- DATA SHOWN
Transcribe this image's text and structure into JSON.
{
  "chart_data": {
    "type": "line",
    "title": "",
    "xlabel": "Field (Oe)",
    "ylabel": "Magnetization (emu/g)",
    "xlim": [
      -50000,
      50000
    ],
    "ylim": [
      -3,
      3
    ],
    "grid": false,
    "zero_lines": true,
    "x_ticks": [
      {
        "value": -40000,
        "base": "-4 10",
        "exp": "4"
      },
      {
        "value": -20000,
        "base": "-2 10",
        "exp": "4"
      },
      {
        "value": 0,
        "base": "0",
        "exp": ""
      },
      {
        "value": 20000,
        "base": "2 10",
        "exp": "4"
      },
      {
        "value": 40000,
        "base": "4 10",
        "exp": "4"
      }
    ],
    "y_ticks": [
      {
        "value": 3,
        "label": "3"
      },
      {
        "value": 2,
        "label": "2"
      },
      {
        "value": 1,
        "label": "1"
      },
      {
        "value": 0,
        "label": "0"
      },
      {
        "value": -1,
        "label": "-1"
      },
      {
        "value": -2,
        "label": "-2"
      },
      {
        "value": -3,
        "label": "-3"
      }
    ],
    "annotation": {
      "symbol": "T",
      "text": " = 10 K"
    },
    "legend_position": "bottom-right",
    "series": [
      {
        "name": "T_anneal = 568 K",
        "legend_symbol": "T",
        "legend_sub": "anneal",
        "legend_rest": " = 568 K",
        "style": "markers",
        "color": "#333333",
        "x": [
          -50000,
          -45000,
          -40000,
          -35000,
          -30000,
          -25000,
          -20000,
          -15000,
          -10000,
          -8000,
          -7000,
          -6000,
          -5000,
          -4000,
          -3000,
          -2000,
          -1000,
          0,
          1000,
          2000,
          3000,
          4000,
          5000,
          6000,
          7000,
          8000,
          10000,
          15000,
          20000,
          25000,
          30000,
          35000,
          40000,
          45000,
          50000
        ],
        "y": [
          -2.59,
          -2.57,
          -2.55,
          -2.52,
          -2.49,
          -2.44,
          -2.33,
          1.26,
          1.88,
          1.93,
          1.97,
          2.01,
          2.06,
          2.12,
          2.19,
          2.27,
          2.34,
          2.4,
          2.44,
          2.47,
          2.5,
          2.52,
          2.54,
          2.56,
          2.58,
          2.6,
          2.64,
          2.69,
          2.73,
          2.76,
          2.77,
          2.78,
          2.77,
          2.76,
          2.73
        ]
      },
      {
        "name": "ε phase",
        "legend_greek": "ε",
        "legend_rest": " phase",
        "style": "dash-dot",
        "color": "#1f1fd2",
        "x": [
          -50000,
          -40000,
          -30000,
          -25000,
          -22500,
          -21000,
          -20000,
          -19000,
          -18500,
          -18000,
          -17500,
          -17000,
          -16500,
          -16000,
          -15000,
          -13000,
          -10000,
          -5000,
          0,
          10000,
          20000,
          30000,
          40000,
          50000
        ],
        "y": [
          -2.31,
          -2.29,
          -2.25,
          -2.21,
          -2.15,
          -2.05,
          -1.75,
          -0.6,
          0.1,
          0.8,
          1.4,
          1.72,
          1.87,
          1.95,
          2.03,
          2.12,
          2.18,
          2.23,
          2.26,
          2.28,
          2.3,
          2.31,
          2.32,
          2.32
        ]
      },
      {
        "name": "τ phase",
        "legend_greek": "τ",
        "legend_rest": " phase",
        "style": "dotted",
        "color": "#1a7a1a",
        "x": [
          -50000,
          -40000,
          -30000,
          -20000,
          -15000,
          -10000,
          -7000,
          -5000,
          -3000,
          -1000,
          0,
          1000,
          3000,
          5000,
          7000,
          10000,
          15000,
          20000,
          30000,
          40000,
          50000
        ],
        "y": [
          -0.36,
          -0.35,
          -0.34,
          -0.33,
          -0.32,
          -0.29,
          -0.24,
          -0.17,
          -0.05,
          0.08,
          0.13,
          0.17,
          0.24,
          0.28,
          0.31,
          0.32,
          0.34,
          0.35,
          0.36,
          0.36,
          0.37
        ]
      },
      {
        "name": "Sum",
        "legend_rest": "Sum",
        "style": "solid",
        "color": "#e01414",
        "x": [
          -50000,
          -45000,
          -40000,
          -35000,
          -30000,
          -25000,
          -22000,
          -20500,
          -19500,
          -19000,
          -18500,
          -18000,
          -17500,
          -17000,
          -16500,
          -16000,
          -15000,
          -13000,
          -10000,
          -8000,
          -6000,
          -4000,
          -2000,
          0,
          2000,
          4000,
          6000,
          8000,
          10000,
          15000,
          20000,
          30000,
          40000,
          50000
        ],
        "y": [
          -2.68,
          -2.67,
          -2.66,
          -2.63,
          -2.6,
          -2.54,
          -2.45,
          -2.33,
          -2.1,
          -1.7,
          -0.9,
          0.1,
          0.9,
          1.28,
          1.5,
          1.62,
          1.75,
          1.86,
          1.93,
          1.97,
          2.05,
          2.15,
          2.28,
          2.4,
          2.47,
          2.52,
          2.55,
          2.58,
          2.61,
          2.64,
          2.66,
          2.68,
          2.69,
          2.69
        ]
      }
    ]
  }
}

- TASK DESCRIPTION
How many lines in the records above hold the word "name"? Give only the number.

- THE REPLY
4